Data entries
------------------------------------------------
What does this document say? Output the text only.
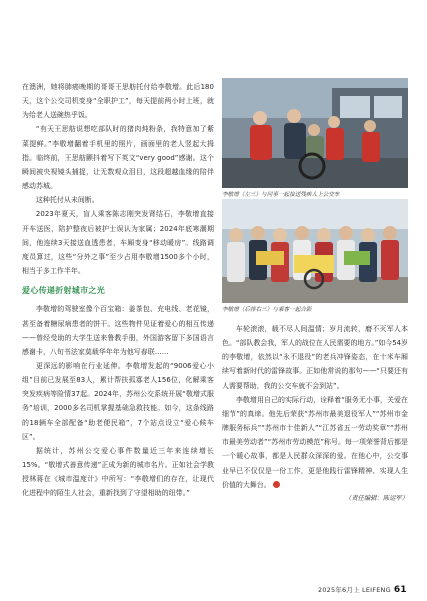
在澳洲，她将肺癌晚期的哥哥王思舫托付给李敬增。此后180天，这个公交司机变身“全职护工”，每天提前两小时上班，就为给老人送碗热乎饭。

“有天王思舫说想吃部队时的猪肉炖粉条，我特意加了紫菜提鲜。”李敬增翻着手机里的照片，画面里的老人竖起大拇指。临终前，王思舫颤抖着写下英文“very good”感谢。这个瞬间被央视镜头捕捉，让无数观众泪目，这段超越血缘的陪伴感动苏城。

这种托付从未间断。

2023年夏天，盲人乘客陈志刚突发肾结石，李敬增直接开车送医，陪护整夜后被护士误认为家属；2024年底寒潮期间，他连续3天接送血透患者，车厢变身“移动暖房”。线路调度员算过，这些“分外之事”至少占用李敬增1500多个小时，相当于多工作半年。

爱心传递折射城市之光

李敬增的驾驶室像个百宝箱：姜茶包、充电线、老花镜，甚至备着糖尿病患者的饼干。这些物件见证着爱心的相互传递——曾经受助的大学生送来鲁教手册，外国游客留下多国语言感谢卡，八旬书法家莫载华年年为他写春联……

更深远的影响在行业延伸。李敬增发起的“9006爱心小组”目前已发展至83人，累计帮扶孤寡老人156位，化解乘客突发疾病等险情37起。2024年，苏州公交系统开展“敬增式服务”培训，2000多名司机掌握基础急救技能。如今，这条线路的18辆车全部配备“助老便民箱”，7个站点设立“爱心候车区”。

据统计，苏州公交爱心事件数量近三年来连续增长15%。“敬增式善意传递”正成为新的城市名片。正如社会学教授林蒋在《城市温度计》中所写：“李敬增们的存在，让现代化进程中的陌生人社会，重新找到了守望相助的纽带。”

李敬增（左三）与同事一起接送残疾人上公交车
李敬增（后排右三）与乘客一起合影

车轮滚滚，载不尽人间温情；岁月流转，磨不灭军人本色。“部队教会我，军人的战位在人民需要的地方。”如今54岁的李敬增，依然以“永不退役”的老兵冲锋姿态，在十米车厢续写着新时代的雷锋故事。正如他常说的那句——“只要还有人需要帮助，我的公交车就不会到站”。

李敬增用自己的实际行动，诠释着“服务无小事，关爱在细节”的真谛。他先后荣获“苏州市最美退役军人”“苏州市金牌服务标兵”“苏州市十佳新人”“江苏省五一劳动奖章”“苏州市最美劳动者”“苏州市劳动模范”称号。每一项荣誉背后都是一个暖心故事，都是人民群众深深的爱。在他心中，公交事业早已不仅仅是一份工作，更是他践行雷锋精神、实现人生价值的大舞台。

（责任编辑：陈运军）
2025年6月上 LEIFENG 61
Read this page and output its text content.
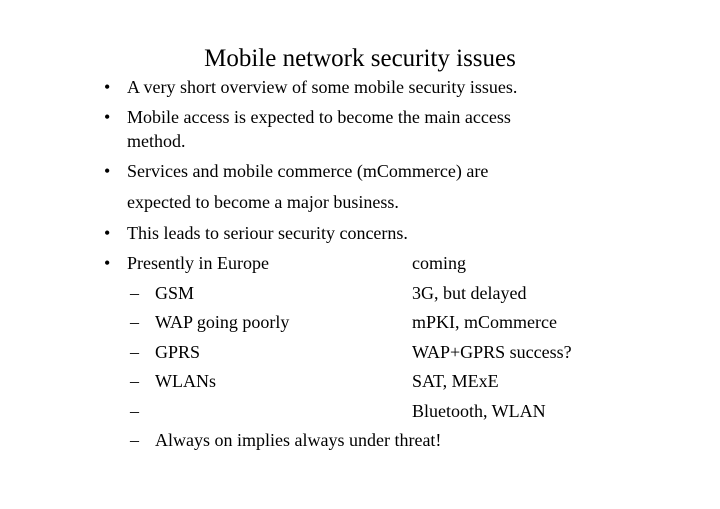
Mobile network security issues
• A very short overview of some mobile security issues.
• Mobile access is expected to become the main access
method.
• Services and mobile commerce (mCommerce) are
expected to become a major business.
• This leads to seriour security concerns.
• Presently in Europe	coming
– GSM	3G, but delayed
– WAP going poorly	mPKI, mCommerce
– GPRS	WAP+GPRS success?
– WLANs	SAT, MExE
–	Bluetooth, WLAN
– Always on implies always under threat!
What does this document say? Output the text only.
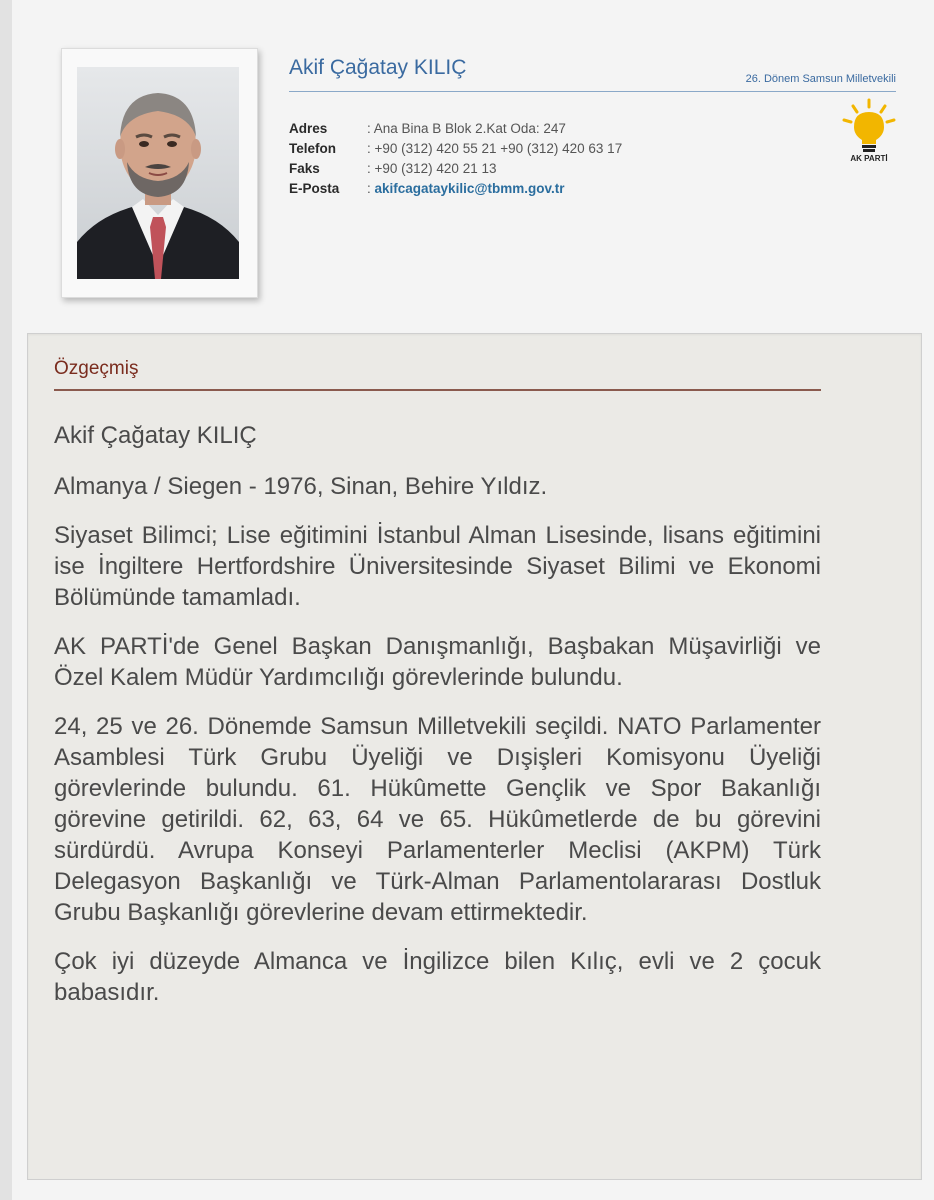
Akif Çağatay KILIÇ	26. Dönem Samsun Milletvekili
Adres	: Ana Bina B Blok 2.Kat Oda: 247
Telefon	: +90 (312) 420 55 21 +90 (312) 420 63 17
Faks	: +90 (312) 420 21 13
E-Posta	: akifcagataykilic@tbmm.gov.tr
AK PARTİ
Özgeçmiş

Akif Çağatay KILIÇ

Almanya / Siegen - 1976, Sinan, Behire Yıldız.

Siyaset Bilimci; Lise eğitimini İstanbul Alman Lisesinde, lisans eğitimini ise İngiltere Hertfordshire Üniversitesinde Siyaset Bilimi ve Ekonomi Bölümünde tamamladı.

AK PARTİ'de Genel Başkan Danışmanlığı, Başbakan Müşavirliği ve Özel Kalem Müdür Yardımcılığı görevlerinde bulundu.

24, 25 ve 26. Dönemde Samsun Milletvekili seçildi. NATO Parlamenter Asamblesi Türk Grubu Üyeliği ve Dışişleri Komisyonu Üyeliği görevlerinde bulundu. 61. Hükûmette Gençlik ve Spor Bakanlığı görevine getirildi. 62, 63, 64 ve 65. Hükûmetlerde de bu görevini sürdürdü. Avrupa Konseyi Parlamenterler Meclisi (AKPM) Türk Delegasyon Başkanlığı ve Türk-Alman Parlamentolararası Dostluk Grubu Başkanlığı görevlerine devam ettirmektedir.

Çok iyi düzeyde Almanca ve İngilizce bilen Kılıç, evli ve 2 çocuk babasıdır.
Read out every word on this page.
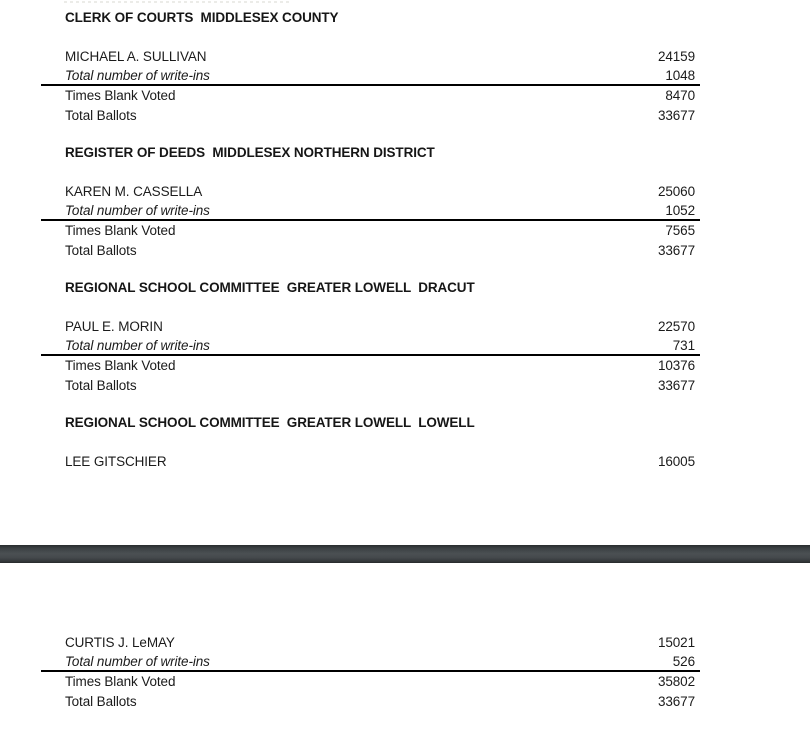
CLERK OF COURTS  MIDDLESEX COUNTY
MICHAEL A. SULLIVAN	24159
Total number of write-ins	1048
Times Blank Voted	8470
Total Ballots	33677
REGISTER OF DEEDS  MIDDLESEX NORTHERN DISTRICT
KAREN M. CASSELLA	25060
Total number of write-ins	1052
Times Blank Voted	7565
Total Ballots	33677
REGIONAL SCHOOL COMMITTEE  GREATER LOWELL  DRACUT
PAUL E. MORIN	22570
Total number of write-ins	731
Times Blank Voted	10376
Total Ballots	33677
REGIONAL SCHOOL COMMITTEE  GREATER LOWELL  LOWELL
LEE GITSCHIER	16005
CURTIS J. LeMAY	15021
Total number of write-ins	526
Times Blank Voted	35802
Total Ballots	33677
------------------------------------------------
* _Task to carry out_
Every entry must be transcribed exactly. Pictures do not belong in the copy.

* _Task response_
What does this document say? Output the text only.
在澳洲，她将肺癌晚期的哥哥王思舫托付给李敬增。此后180天，这个公交司机变身“全职护工”，每天提前两小时上班，就为给老人送碗热乎饭。

“有天王思舫说想吃部队时的猪肉炖粉条，我特意加了紫菜提鲜。”李敬增翻着手机里的照片，画面里的老人竖起大拇指。临终前，王思舫颤抖着写下英文“very good”感谢。这个瞬间被央视镜头捕捉，让无数观众泪目，这段超越血缘的陪伴感动苏城。

这种托付从未间断。

2023年夏天，盲人乘客陈志刚突发肾结石，李敬增直接开车送医，陪护整夜后被护士误认为家属；2024年底寒潮期间，他连续3天接送血透患者，车厢变身“移动暖房”。线路调度员算过，这些“分外之事”至少占用李敬增1500多个小时，相当于多工作半年。

爱心传递折射城市之光

李敬增的驾驶室像个百宝箱：姜茶包、充电线、老花镜，甚至备着糖尿病患者的饼干。这些物件见证着爱心的相互传递——曾经受助的大学生送来鲁教手册，外国游客留下多国语言感谢卡，八旬书法家莫载华年年为他写春联……

更深远的影响在行业延伸。李敬增发起的“9006爱心小组”目前已发展至83人，累计帮扶孤寡老人156位，化解乘客突发疾病等险情37起。2024年，苏州公交系统开展“敬增式服务”培训，2000多名司机掌握基础急救技能。如今，这条线路的18辆车全部配备“助老便民箱”，7个站点设立“爱心候车区”。

据统计，苏州公交爱心事件数量近三年来连续增长15%。“敬增式善意传递”正成为新的城市名片。正如社会学教授林蒋在《城市温度计》中所写：“李敬增们的存在，让现代化进程中的陌生人社会，重新找到了守望相助的纽带。”

李敬增（左三）与同事一起接送残疾人上公交车
李敬增（后排右三）与乘客一起合影

车轮滚滚，载不尽人间温情；岁月流转，磨不灭军人本色。“部队教会我，军人的战位在人民需要的地方。”如今54岁的李敬增，依然以“永不退役”的老兵冲锋姿态，在十米车厢续写着新时代的雷锋故事。正如他常说的那句——“只要还有人需要帮助，我的公交车就不会到站”。

李敬增用自己的实际行动，诠释着“服务无小事，关爱在细节”的真谛。他先后荣获“苏州市最美退役军人”“苏州市金牌服务标兵”“苏州市十佳新人”“江苏省五一劳动奖章”“苏州市最美劳动者”“苏州市劳动模范”称号。每一项荣誉背后都是一个暖心故事，都是人民群众深深的爱。在他心中，公交事业早已不仅仅是一份工作，更是他践行雷锋精神、实现人生价值的大舞台。

（责任编辑：陈运军）
2025年6月上 LEIFENG 61
Read this page and output its text content.
Mobile network security issues
• A very short overview of some mobile security issues.
• Mobile access is expected to become the main access
method.
• Services and mobile commerce (mCommerce) are
expected to become a major business.
• This leads to seriour security concerns.
• Presently in Europe	coming
– GSM	3G, but delayed
– WAP going poorly	mPKI, mCommerce
– GPRS	WAP+GPRS success?
– WLANs	SAT, MExE
–	Bluetooth, WLAN
– Always on implies always under threat!
What does this document say? Output the text only.
Akif Çağatay KILIÇ	26. Dönem Samsun Milletvekili
Adres	: Ana Bina B Blok 2.Kat Oda: 247
Telefon	: +90 (312) 420 55 21 +90 (312) 420 63 17
Faks	: +90 (312) 420 21 13
E-Posta	: akifcagataykilic@tbmm.gov.tr
AK PARTİ
Özgeçmiş

Akif Çağatay KILIÇ

Almanya / Siegen - 1976, Sinan, Behire Yıldız.

Siyaset Bilimci; Lise eğitimini İstanbul Alman Lisesinde, lisans eğitimini ise İngiltere Hertfordshire Üniversitesinde Siyaset Bilimi ve Ekonomi Bölümünde tamamladı.

AK PARTİ'de Genel Başkan Danışmanlığı, Başbakan Müşavirliği ve Özel Kalem Müdür Yardımcılığı görevlerinde bulundu.

24, 25 ve 26. Dönemde Samsun Milletvekili seçildi. NATO Parlamenter Asamblesi Türk Grubu Üyeliği ve Dışişleri Komisyonu Üyeliği görevlerinde bulundu. 61. Hükûmette Gençlik ve Spor Bakanlığı görevine getirildi. 62, 63, 64 ve 65. Hükûmetlerde de bu görevini sürdürdü. Avrupa Konseyi Parlamenterler Meclisi (AKPM) Türk Delegasyon Başkanlığı ve Türk-Alman Parlamentolararası Dostluk Grubu Başkanlığı görevlerine devam ettirmektedir.

Çok iyi düzeyde Almanca ve İngilizce bilen Kılıç, evli ve 2 çocuk babasıdır.
Read out every word on this page.
CLERK OF COURTS  MIDDLESEX COUNTY
MICHAEL A. SULLIVAN	24159
Total number of write-ins	1048
Times Blank Voted	8470
Total Ballots	33677
REGISTER OF DEEDS  MIDDLESEX NORTHERN DISTRICT
KAREN M. CASSELLA	25060
Total number of write-ins	1052
Times Blank Voted	7565
Total Ballots	33677
REGIONAL SCHOOL COMMITTEE  GREATER LOWELL  DRACUT
PAUL E. MORIN	22570
Total number of write-ins	731
Times Blank Voted	10376
Total Ballots	33677
REGIONAL SCHOOL COMMITTEE  GREATER LOWELL  LOWELL
LEE GITSCHIER	16005
CURTIS J. LeMAY	15021
Total number of write-ins	526
Times Blank Voted	35802
Total Ballots	33677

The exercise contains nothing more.